▸ TASK:
Take each line that has the word "text" and return it.

Saved data entries:
>> START

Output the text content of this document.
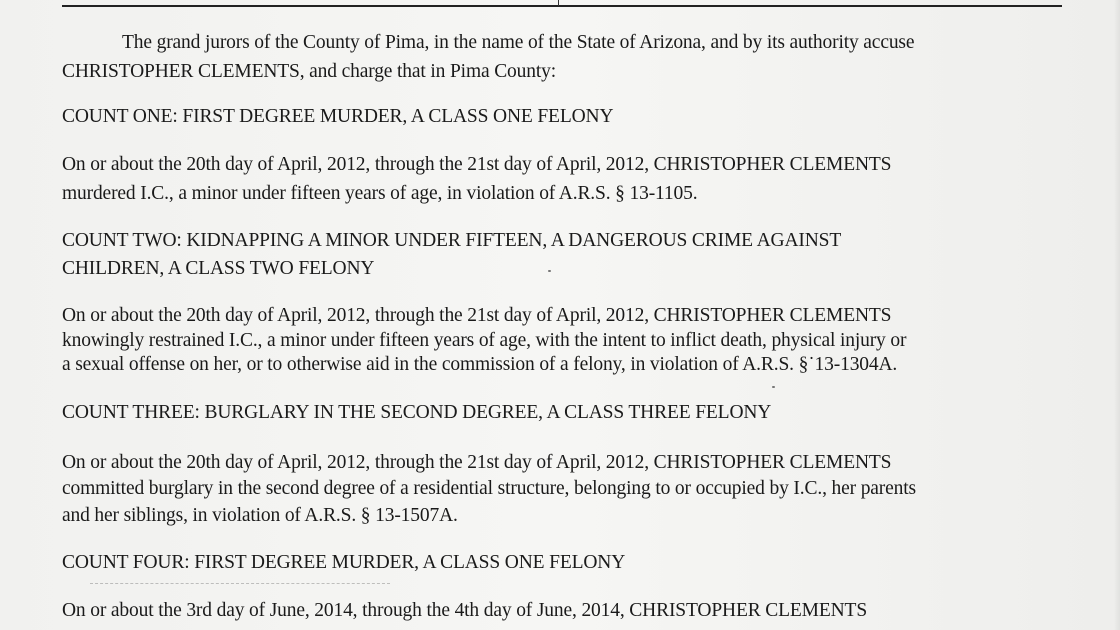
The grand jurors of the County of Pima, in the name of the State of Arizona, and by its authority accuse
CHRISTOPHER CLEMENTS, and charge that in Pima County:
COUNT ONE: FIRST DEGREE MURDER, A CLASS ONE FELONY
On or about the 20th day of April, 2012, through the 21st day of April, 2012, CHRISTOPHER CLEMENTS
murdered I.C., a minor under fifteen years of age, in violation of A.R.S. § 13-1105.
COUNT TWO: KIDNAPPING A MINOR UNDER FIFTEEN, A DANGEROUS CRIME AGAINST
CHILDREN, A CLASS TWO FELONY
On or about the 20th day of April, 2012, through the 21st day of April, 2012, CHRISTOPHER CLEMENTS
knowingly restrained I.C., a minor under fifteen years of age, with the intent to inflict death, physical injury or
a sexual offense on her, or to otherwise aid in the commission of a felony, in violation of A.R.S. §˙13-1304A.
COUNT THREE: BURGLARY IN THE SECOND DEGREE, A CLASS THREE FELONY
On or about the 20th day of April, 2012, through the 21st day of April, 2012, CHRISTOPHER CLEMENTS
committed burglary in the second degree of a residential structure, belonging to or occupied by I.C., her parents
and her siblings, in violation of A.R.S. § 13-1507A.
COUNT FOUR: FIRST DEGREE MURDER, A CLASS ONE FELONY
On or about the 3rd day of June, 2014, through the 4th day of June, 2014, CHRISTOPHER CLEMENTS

>> END
>> START

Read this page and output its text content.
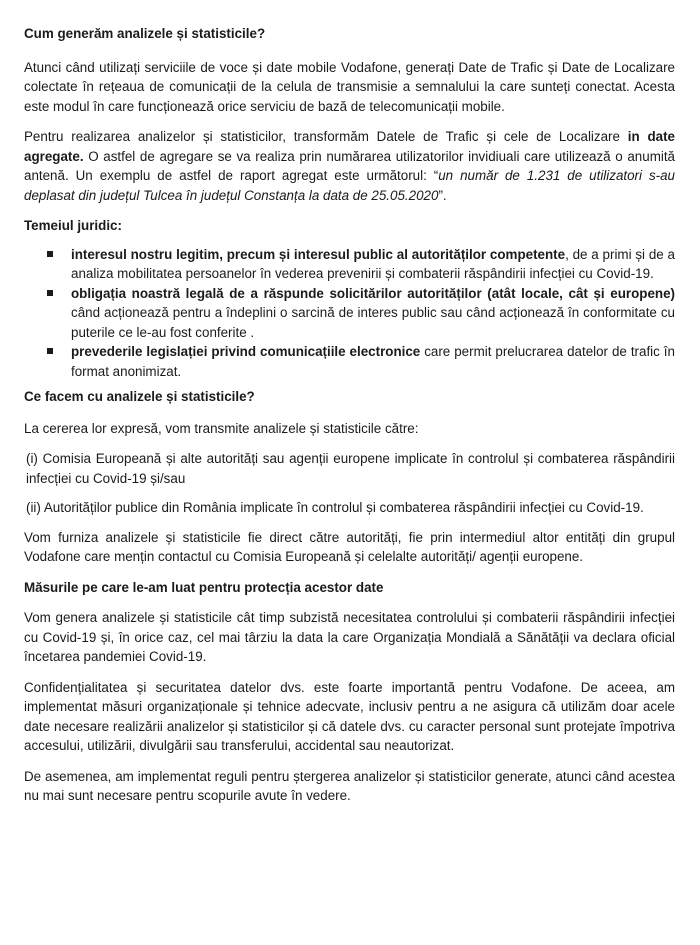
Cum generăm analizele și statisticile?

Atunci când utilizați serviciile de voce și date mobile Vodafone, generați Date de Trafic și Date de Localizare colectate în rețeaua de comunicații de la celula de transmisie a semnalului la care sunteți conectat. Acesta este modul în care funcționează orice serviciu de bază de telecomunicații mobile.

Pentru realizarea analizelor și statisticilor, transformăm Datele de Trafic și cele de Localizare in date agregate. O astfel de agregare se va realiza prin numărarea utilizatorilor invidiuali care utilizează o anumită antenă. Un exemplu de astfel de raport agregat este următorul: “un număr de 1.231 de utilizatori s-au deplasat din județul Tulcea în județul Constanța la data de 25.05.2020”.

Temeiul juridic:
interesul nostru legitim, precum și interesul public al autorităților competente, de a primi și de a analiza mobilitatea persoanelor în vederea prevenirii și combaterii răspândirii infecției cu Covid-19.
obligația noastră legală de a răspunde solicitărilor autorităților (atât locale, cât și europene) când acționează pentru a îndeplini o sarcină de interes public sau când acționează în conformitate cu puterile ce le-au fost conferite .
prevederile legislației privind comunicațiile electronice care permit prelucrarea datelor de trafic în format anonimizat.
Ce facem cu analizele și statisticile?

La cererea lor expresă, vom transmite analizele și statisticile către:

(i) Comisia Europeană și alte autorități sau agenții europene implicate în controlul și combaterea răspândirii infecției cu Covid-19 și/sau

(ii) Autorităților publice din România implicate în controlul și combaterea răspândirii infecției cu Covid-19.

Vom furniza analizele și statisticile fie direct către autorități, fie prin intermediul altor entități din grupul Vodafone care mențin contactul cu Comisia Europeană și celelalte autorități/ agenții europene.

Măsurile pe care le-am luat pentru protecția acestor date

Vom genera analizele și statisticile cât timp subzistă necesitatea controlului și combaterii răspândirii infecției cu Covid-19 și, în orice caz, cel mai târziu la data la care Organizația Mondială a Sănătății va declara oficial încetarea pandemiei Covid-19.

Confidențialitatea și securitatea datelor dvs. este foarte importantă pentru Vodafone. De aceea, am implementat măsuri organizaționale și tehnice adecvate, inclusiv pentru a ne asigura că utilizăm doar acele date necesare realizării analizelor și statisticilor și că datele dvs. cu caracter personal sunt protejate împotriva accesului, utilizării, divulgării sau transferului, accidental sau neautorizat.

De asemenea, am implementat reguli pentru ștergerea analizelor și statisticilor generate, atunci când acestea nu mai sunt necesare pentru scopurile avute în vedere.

>> END
>> START

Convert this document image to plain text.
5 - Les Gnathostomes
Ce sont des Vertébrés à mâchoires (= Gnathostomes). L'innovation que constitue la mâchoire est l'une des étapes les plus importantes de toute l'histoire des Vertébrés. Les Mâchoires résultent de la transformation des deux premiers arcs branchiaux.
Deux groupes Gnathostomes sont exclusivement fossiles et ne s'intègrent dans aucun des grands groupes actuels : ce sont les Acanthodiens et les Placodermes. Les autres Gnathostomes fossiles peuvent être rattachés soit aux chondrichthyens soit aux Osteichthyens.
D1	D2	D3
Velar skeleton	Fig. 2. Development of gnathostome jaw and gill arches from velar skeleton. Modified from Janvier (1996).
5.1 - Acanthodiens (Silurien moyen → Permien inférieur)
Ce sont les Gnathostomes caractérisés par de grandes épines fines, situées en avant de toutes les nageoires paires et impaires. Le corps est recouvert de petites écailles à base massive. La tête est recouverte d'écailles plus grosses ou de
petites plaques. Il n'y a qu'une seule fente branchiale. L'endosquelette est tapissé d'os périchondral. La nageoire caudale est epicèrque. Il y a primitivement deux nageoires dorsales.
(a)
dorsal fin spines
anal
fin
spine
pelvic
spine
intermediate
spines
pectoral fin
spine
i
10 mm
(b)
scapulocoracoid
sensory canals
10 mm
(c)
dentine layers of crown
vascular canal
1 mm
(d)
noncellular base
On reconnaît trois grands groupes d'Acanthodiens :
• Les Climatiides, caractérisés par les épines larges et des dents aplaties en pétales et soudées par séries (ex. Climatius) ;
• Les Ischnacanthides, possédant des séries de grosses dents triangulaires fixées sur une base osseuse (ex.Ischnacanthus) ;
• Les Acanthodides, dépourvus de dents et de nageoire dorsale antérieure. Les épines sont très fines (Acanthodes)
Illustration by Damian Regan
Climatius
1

>> END

▸ THE REPLY:
Output the text content of this document.
Read this page and output its text content.
Convert this document image to plain text.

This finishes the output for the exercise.